--- DIRECTIVE ---
Quote the whole listing word for word. Do not include the pictures.

═════ RECORDED INFORMATION

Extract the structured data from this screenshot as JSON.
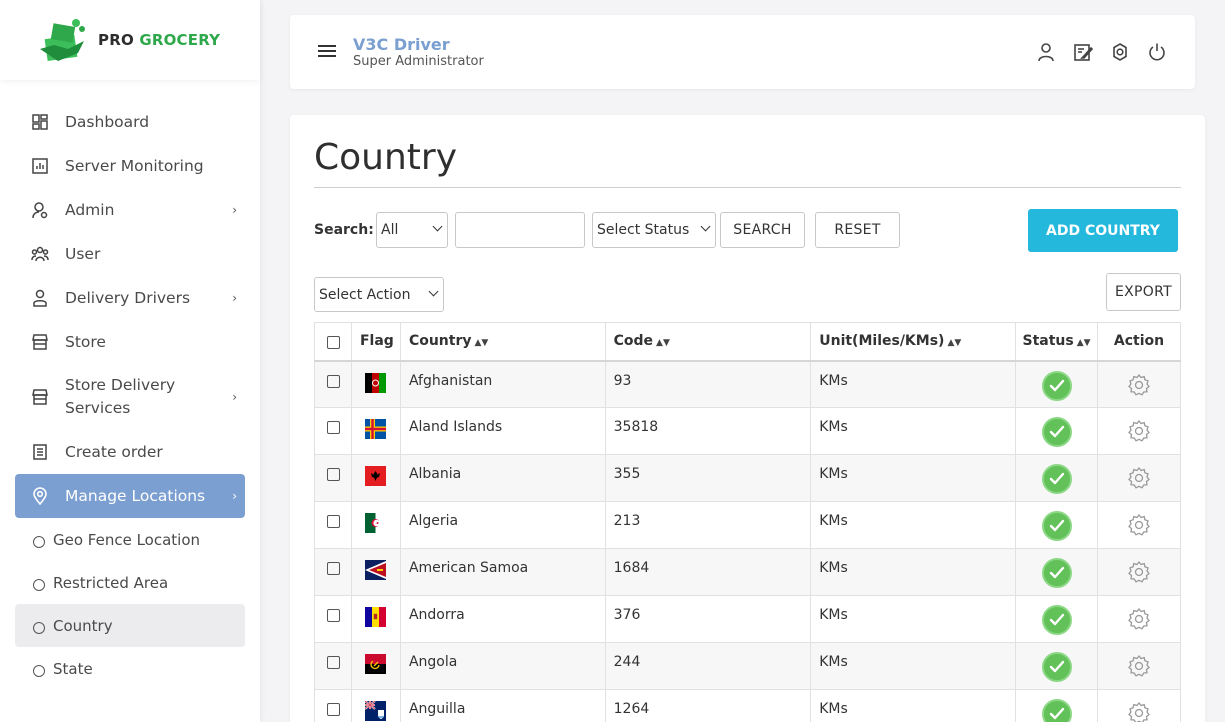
{
  "brand": {
    "pro": "PRO",
    "grocery": "GROCERY",
    "accent": "#2ea84a"
  },
  "sidebar": {
    "items": [
      {
        "label": "Dashboard",
        "icon": "dashboard-icon"
      },
      {
        "label": "Server Monitoring",
        "icon": "chart-icon"
      },
      {
        "label": "Admin",
        "icon": "admin-icon",
        "has_children": true
      },
      {
        "label": "User",
        "icon": "users-icon"
      },
      {
        "label": "Delivery Drivers",
        "icon": "driver-icon",
        "has_children": true
      },
      {
        "label": "Store",
        "icon": "store-icon"
      },
      {
        "label": "Store Delivery Services",
        "icon": "store-icon",
        "has_children": true
      },
      {
        "label": "Create order",
        "icon": "order-icon"
      },
      {
        "label": "Manage Locations",
        "icon": "location-icon",
        "has_children": true,
        "active": true
      }
    ],
    "sub_items": [
      {
        "label": "Geo Fence Location"
      },
      {
        "label": "Restricted Area"
      },
      {
        "label": "Country",
        "current": true
      },
      {
        "label": "State"
      }
    ],
    "active_color": "#7b9fd0"
  },
  "header": {
    "title": "V3C Driver",
    "subtitle": "Super Administrator",
    "icons": [
      "user-icon",
      "edit-icon",
      "settings-icon",
      "power-icon"
    ]
  },
  "page": {
    "title": "Country",
    "search_label": "Search:",
    "search_field_select": "All",
    "search_input_value": "",
    "status_select": "Select Status",
    "search_button": "SEARCH",
    "reset_button": "RESET",
    "add_button": "ADD COUNTRY",
    "action_select": "Select Action",
    "export_button": "EXPORT",
    "add_button_color": "#23b8dc"
  },
  "table": {
    "columns": [
      "Flag",
      "Country",
      "Code",
      "Unit(Miles/KMs)",
      "Status",
      "Action"
    ],
    "rows": [
      {
        "country": "Afghanistan",
        "code": "93",
        "unit": "KMs"
      },
      {
        "country": "Aland Islands",
        "code": "35818",
        "unit": "KMs"
      },
      {
        "country": "Albania",
        "code": "355",
        "unit": "KMs"
      },
      {
        "country": "Algeria",
        "code": "213",
        "unit": "KMs"
      },
      {
        "country": "American Samoa",
        "code": "1684",
        "unit": "KMs"
      },
      {
        "country": "Andorra",
        "code": "376",
        "unit": "KMs"
      },
      {
        "country": "Angola",
        "code": "244",
        "unit": "KMs"
      },
      {
        "country": "Anguilla",
        "code": "1264",
        "unit": "KMs"
      }
    ],
    "status_color": "#63c15a"
  }
}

══════════

--- COMPLETED TASK ---
Extract the structured data from this screenshot as JSON.
{
  "brand": {
    "pro": "PRO",
    "grocery": "GROCERY",
    "accent": "#2ea84a"
  },
  "sidebar": {
    "items": [
      {
        "label": "Dashboard",
        "icon": "dashboard-icon"
      },
      {
        "label": "Server Monitoring",
        "icon": "chart-icon"
      },
      {
        "label": "Admin",
        "icon": "admin-icon",
        "has_children": true
      },
      {
        "label": "User",
        "icon": "users-icon"
      },
      {
        "label": "Delivery Drivers",
        "icon": "driver-icon",
        "has_children": true
      },
      {
        "label": "Store",
        "icon": "store-icon"
      },
      {
        "label": "Store Delivery Services",
        "icon": "store-icon",
        "has_children": true
      },
      {
        "label": "Create order",
        "icon": "order-icon"
      },
      {
        "label": "Manage Locations",
        "icon": "location-icon",
        "has_children": true,
        "active": true
      }
    ],
    "sub_items": [
      {
        "label": "Geo Fence Location"
      },
      {
        "label": "Restricted Area"
      },
      {
        "label": "Country",
        "current": true
      },
      {
        "label": "State"
      }
    ],
    "active_color": "#7b9fd0"
  },
  "header": {
    "title": "V3C Driver",
    "subtitle": "Super Administrator",
    "icons": [
      "user-icon",
      "edit-icon",
      "settings-icon",
      "power-icon"
    ]
  },
  "page": {
    "title": "Country",
    "search_label": "Search:",
    "search_field_select": "All",
    "search_input_value": "",
    "status_select": "Select Status",
    "search_button": "SEARCH",
    "reset_button": "RESET",
    "add_button": "ADD COUNTRY",
    "action_select": "Select Action",
    "export_button": "EXPORT",
    "add_button_color": "#23b8dc"
  },
  "table": {
    "columns": [
      "Flag",
      "Country",
      "Code",
      "Unit(Miles/KMs)",
      "Status",
      "Action"
    ],
    "rows": [
      {
        "country": "Afghanistan",
        "code": "93",
        "unit": "KMs"
      },
      {
        "country": "Aland Islands",
        "code": "35818",
        "unit": "KMs"
      },
      {
        "country": "Albania",
        "code": "355",
        "unit": "KMs"
      },
      {
        "country": "Algeria",
        "code": "213",
        "unit": "KMs"
      },
      {
        "country": "American Samoa",
        "code": "1684",
        "unit": "KMs"
      },
      {
        "country": "Andorra",
        "code": "376",
        "unit": "KMs"
      },
      {
        "country": "Angola",
        "code": "244",
        "unit": "KMs"
      },
      {
        "country": "Anguilla",
        "code": "1264",
        "unit": "KMs"
      }
    ],
    "status_color": "#63c15a"
  }
}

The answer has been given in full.